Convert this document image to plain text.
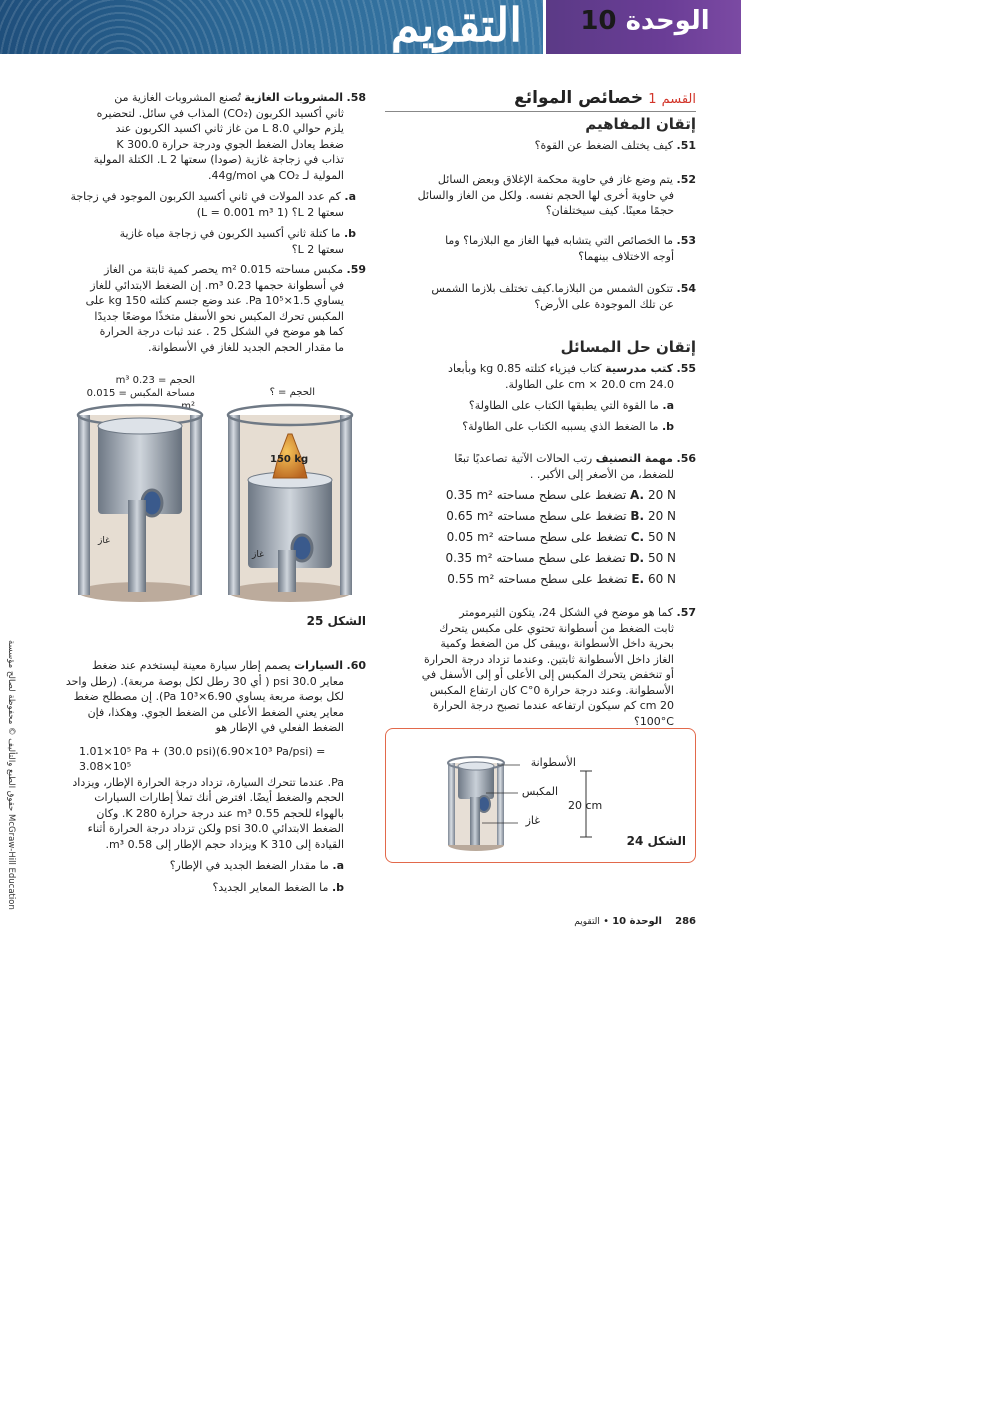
التقويم	الوحدة 10
حقوق الطبع والتأليف © محفوظة لصالح مؤسسة McGraw-Hill Education
القسم 1 خصائص الموائع
إتقان المفاهيم
51. كيف يختلف الضغط عن القوة؟
52. يتم وضع غاز في حاوية محكمة الإغلاق وبعض السائل
في حاوية أخرى لها الحجم نفسه. ولكل من الغاز والسائل
حجمًا معينًا. كيف سيختلفان؟
53. ما الخصائص التي يتشابه فيها الغاز مع البلازما؟ وما
أوجه الاختلاف بينهما؟
54. تتكون الشمس من البلازما.كيف تختلف بلازما الشمس
عن تلك الموجودة على الأرض؟
إتقان حل المسائل
55. كتب مدرسية كتاب فيزياء كتلته 0.85 kg وبأبعاد
24.0 cm × 20.0 cm على الطاولة.
a. ما القوة التي يطبقها الكتاب على الطاولة؟
b. ما الضغط الذي يسببه الكتاب على الطاولة؟
56. مهمة التصنيف رتب الحالات الآتية تصاعديًا تبعًا
للضغط، من الأصغر إلى الأكبر. .
A. 20 N تضغط على سطح مساحته 0.35 m²
B. 20 N تضغط على سطح مساحته 0.65 m²
C. 50 N تضغط على سطح مساحته 0.05 m²
D. 50 N تضغط على سطح مساحته 0.35 m²
E. 60 N تضغط على سطح مساحته 0.55 m²
57. كما هو موضح في الشكل 24، يتكون الثيرمومتر
ثابت الضغط من أسطوانة تحتوي على مكبس يتحرك
بحرية داخل الأسطوانة ،ويبقى كل من الضغط وكمية
الغاز داخل الأسطوانة ثابتين. وعندما تزداد درجة الحرارة
أو تنخفض يتحرك المكبس إلى الأعلى أو إلى الأسفل في
الأسطوانة. وعند درجة حرارة 0°C كان ارتفاع المكبس
20 cm كم سيكون ارتفاعه عندما تصبح درجة الحرارة
100°C؟
الأسطوانة
المكبس
غاز
20 cm
الشكل 24
286 الوحدة 10 • التقويم
58. المشروبات الغازية تُصنع المشروبات الغازية من
ثاني أكسيد الكربون (CO₂) المذاب في سائل. لتحضيره
يلزم حوالي 8.0 L من غاز ثاني اكسيد الكربون عند
ضغط يعادل الضغط الجوي ودرجة حرارة 300.0 K
تذاب في زجاجة غازية (صودا) سعتها 2 L. الكتلة المولية
المولية لـ CO₂ هي 44g/mol.
a. كم عدد المولات في ثاني أكسيد الكربون الموجود في زجاجة
سعتها 2 L؟ (1 L = 0.001 m³)
b. ما كتلة ثاني أكسيد الكربون في زجاجة مياه غازية
سعتها 2 L؟
59. مكبس مساحته 0.015 m² يحصر كمية ثابتة من الغاز
في أسطوانة حجمها 0.23 m³. إن الضغط الابتدائي للغاز
يساوي 1.5×10⁵ Pa. عند وضع جسم كتلته 150 kg على
المكبس تحرك المكبس نحو الأسفل متخذًا موضعًا جديدًا
كما هو موضح في الشكل 25 . عند ثبات درجة الحرارة
ما مقدار الحجم الجديد للغاز في الأسطوانة.
الحجم = 0.23 m³
مساحة المكبس = 0.015 m²
الحجم = ؟
150 kg
غاز
غاز
الشكل 25
60. السيارات يصمم إطار سيارة معينة ليستخدم عند ضغط
معاير 30.0 psi ( أي 30 رطل لكل بوصة مربعة). (رطل واحد
لكل بوصة مربعة يساوي 6.90×10³ Pa). إن مصطلح ضغط
معاير يعني الضغط الأعلى من الضغط الجوي. وهكذا، فإن
الضغط الفعلي في الإطار هو
1.01×10⁵ Pa + (30.0 psi)(6.90×10³ Pa/psi) = 3.08×10⁵
Pa. عندما تتحرك السيارة، تزداد درجة الحرارة الإطار، ويزداد
الحجم والضغط أيضًا. افترض أنك تملأ إطارات السيارات
بالهواء للحجم 0.55 m³ عند درجة حرارة 280 K. وكان
الضغط الابتدائي 30.0 psi ولكن تزداد درجة الحرارة أثناء
القيادة إلى 310 K ويزداد حجم الإطار إلى 0.58 m³.
a. ما مقدار الضغط الجديد في الإطار؟
b. ما الضغط المعاير الجديد؟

:::

#### Stated problem:
Copy the listing word for word, excluding its pictures.

#### Answer to this exercise:
Convert this document image to plain text.
التقويم	الوحدة 10
حقوق الطبع والتأليف © محفوظة لصالح مؤسسة McGraw-Hill Education
القسم 1 خصائص الموائع
إتقان المفاهيم
51. كيف يختلف الضغط عن القوة؟
52. يتم وضع غاز في حاوية محكمة الإغلاق وبعض السائل
في حاوية أخرى لها الحجم نفسه. ولكل من الغاز والسائل
حجمًا معينًا. كيف سيختلفان؟
53. ما الخصائص التي يتشابه فيها الغاز مع البلازما؟ وما
أوجه الاختلاف بينهما؟
54. تتكون الشمس من البلازما.كيف تختلف بلازما الشمس
عن تلك الموجودة على الأرض؟
إتقان حل المسائل
55. كتب مدرسية كتاب فيزياء كتلته 0.85 kg وبأبعاد
24.0 cm × 20.0 cm على الطاولة.
a. ما القوة التي يطبقها الكتاب على الطاولة؟
b. ما الضغط الذي يسببه الكتاب على الطاولة؟
56. مهمة التصنيف رتب الحالات الآتية تصاعديًا تبعًا
للضغط، من الأصغر إلى الأكبر. .
A. 20 N تضغط على سطح مساحته 0.35 m²
B. 20 N تضغط على سطح مساحته 0.65 m²
C. 50 N تضغط على سطح مساحته 0.05 m²
D. 50 N تضغط على سطح مساحته 0.35 m²
E. 60 N تضغط على سطح مساحته 0.55 m²
57. كما هو موضح في الشكل 24، يتكون الثيرمومتر
ثابت الضغط من أسطوانة تحتوي على مكبس يتحرك
بحرية داخل الأسطوانة ،ويبقى كل من الضغط وكمية
الغاز داخل الأسطوانة ثابتين. وعندما تزداد درجة الحرارة
أو تنخفض يتحرك المكبس إلى الأعلى أو إلى الأسفل في
الأسطوانة. وعند درجة حرارة 0°C كان ارتفاع المكبس
20 cm كم سيكون ارتفاعه عندما تصبح درجة الحرارة
100°C؟
الأسطوانة
المكبس
غاز
20 cm
الشكل 24
286 الوحدة 10 • التقويم
58. المشروبات الغازية تُصنع المشروبات الغازية من
ثاني أكسيد الكربون (CO₂) المذاب في سائل. لتحضيره
يلزم حوالي 8.0 L من غاز ثاني اكسيد الكربون عند
ضغط يعادل الضغط الجوي ودرجة حرارة 300.0 K
تذاب في زجاجة غازية (صودا) سعتها 2 L. الكتلة المولية
المولية لـ CO₂ هي 44g/mol.
a. كم عدد المولات في ثاني أكسيد الكربون الموجود في زجاجة
سعتها 2 L؟ (1 L = 0.001 m³)
b. ما كتلة ثاني أكسيد الكربون في زجاجة مياه غازية
سعتها 2 L؟
59. مكبس مساحته 0.015 m² يحصر كمية ثابتة من الغاز
في أسطوانة حجمها 0.23 m³. إن الضغط الابتدائي للغاز
يساوي 1.5×10⁵ Pa. عند وضع جسم كتلته 150 kg على
المكبس تحرك المكبس نحو الأسفل متخذًا موضعًا جديدًا
كما هو موضح في الشكل 25 . عند ثبات درجة الحرارة
ما مقدار الحجم الجديد للغاز في الأسطوانة.
الحجم = 0.23 m³
مساحة المكبس = 0.015 m²
الحجم = ؟
150 kg
غاز
غاز
الشكل 25
60. السيارات يصمم إطار سيارة معينة ليستخدم عند ضغط
معاير 30.0 psi ( أي 30 رطل لكل بوصة مربعة). (رطل واحد
لكل بوصة مربعة يساوي 6.90×10³ Pa). إن مصطلح ضغط
معاير يعني الضغط الأعلى من الضغط الجوي. وهكذا، فإن
الضغط الفعلي في الإطار هو
1.01×10⁵ Pa + (30.0 psi)(6.90×10³ Pa/psi) = 3.08×10⁵
Pa. عندما تتحرك السيارة، تزداد درجة الحرارة الإطار، ويزداد
الحجم والضغط أيضًا. افترض أنك تملأ إطارات السيارات
بالهواء للحجم 0.55 m³ عند درجة حرارة 280 K. وكان
الضغط الابتدائي 30.0 psi ولكن تزداد درجة الحرارة أثناء
القيادة إلى 310 K ويزداد حجم الإطار إلى 0.58 m³.
a. ما مقدار الضغط الجديد في الإطار؟
b. ما الضغط المعاير الجديد؟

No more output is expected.